## Written problem
Transcribe the lines from the beginning of the records up to and including the line that contains "department-subtitle: महिला, बाल".

**** Entries supplied ****

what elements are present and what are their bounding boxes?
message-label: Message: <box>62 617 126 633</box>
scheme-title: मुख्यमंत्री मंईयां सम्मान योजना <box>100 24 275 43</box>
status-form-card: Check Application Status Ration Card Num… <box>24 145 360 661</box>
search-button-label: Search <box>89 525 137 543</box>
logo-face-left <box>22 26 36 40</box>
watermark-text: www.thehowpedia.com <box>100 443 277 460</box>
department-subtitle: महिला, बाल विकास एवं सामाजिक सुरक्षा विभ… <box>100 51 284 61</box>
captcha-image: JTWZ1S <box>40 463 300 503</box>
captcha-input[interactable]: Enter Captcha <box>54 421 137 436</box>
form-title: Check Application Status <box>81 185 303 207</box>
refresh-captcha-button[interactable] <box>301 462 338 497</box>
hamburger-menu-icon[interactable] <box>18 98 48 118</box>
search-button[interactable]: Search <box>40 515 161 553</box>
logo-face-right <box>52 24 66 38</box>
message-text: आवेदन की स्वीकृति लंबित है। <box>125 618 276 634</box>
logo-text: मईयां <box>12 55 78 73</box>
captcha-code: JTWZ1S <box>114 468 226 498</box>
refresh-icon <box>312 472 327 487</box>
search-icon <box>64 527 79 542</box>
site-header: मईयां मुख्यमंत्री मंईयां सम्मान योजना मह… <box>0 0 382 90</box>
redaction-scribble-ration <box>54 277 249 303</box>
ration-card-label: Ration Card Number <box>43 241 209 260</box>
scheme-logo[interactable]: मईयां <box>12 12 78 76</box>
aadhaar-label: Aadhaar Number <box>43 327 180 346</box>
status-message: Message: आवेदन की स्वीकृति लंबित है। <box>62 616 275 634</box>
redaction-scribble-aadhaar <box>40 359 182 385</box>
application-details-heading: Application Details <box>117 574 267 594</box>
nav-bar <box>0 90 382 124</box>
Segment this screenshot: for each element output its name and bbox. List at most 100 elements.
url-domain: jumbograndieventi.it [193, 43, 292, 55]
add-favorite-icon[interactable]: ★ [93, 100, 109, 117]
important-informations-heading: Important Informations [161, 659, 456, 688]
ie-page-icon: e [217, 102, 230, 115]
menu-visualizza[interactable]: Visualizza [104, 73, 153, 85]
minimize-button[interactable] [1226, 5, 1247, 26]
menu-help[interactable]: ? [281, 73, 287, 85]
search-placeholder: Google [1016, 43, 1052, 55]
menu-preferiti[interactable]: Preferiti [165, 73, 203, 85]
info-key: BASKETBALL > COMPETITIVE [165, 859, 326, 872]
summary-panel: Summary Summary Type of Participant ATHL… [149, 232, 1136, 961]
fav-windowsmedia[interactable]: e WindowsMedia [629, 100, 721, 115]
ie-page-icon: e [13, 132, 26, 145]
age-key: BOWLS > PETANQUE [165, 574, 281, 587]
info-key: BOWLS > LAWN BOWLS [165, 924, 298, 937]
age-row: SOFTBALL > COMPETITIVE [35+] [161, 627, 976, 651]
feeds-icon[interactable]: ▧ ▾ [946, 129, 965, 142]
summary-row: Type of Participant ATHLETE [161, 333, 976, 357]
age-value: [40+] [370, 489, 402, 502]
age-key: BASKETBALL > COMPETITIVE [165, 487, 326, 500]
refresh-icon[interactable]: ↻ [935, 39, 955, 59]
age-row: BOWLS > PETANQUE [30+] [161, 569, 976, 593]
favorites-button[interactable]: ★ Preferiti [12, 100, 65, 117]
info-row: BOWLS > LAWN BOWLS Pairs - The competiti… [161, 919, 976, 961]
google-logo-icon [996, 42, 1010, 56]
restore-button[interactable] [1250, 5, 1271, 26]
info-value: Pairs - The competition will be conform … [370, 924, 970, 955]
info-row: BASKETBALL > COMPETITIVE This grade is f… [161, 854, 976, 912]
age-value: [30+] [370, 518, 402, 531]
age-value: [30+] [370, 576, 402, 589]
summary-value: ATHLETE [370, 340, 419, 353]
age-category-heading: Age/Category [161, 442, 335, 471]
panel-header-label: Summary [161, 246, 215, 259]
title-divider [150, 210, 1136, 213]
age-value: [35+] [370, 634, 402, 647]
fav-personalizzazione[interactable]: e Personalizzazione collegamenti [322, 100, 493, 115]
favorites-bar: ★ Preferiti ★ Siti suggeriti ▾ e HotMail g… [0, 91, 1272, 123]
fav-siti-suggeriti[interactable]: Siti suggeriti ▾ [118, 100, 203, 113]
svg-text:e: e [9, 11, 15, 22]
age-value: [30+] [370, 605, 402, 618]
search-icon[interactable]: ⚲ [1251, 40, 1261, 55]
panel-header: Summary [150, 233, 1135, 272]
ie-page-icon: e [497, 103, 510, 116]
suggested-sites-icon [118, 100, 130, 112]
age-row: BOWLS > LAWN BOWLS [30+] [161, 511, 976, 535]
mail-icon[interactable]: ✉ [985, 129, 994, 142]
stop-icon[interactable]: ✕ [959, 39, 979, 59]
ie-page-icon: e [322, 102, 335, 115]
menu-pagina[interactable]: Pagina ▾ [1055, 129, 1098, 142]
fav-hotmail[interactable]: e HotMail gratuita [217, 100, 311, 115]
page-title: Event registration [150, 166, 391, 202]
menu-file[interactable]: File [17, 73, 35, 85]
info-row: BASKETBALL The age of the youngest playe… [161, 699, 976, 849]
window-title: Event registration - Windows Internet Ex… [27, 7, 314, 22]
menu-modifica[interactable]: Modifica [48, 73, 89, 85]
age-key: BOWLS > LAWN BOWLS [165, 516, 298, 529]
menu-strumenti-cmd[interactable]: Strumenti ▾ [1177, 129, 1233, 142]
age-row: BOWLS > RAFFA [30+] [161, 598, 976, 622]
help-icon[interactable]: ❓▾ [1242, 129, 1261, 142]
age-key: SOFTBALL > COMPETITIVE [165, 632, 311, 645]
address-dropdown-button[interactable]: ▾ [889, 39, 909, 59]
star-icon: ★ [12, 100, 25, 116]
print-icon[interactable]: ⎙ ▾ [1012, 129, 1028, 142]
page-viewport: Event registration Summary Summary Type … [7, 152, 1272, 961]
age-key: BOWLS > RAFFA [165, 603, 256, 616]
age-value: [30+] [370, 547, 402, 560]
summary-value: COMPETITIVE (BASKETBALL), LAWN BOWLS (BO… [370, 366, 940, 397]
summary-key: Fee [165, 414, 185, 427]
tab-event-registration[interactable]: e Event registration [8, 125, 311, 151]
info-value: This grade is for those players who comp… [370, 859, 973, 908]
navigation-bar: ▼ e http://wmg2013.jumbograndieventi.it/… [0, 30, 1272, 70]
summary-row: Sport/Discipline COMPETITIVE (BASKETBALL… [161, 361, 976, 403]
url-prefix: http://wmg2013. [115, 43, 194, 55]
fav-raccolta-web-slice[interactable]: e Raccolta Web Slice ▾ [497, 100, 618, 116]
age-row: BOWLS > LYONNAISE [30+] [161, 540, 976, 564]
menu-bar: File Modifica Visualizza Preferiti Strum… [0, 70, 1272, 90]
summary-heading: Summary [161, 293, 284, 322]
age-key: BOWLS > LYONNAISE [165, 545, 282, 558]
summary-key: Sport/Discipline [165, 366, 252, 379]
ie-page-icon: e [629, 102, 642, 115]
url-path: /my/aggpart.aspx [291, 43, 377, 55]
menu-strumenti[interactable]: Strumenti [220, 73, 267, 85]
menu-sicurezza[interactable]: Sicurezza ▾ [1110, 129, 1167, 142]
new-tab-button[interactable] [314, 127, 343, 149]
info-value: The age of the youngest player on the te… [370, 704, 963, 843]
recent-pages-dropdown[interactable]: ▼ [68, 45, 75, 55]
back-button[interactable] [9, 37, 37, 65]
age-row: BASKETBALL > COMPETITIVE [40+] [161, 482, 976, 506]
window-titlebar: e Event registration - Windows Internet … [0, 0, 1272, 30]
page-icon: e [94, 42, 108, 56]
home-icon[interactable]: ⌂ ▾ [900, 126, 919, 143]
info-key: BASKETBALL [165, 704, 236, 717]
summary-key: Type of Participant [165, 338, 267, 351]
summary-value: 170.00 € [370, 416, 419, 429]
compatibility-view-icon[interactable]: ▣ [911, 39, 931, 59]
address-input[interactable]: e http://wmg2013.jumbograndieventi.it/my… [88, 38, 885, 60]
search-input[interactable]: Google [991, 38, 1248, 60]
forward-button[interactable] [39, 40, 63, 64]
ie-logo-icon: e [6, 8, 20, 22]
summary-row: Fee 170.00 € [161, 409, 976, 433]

****

## The answer
what elements are present and what are their bounding boxes?
message-label: Message: <box>62 617 126 633</box>
scheme-title: मुख्यमंत्री मंईयां सम्मान योजना <box>100 24 275 43</box>
status-form-card: Check Application Status Ration Card Num… <box>24 145 360 661</box>
search-button-label: Search <box>89 525 137 543</box>
logo-face-left <box>22 26 36 40</box>
watermark-text: www.thehowpedia.com <box>100 443 277 460</box>
department-subtitle: महिला, बाल विकास एवं सामाजिक सुरक्षा विभ… <box>100 51 284 61</box>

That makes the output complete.